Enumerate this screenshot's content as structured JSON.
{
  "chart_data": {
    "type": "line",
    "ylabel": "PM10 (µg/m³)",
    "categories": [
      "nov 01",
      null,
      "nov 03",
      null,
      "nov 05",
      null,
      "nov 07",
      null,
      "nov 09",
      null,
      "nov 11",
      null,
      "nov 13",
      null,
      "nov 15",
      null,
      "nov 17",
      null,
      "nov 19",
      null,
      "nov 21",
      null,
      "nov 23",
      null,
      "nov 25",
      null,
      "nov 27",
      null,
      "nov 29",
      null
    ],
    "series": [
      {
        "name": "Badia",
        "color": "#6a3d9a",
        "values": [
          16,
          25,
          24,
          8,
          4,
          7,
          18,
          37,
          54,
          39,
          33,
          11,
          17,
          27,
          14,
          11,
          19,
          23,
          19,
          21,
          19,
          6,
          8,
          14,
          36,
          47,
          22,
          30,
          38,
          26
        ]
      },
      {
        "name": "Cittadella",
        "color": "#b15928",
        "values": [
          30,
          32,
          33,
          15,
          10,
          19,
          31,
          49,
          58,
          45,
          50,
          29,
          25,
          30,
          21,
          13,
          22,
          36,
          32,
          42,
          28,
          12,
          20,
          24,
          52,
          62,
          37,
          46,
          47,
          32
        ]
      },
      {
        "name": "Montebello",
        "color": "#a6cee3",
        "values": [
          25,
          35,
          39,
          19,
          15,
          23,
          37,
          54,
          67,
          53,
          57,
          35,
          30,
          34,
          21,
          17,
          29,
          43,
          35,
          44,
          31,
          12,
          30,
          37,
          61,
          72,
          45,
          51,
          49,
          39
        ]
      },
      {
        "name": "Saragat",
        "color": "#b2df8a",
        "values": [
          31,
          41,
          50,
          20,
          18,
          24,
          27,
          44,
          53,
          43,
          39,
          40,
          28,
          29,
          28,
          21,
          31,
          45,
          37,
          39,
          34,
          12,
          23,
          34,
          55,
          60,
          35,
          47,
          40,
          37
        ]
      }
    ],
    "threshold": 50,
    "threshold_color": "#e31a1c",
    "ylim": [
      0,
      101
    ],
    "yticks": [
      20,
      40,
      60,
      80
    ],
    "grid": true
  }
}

○ ○ ○ ○ ○ ○ ○

Task to carry out -
Only the number is wanted: how many lines in the entries above contain the string "name"?

Exercise solution -
4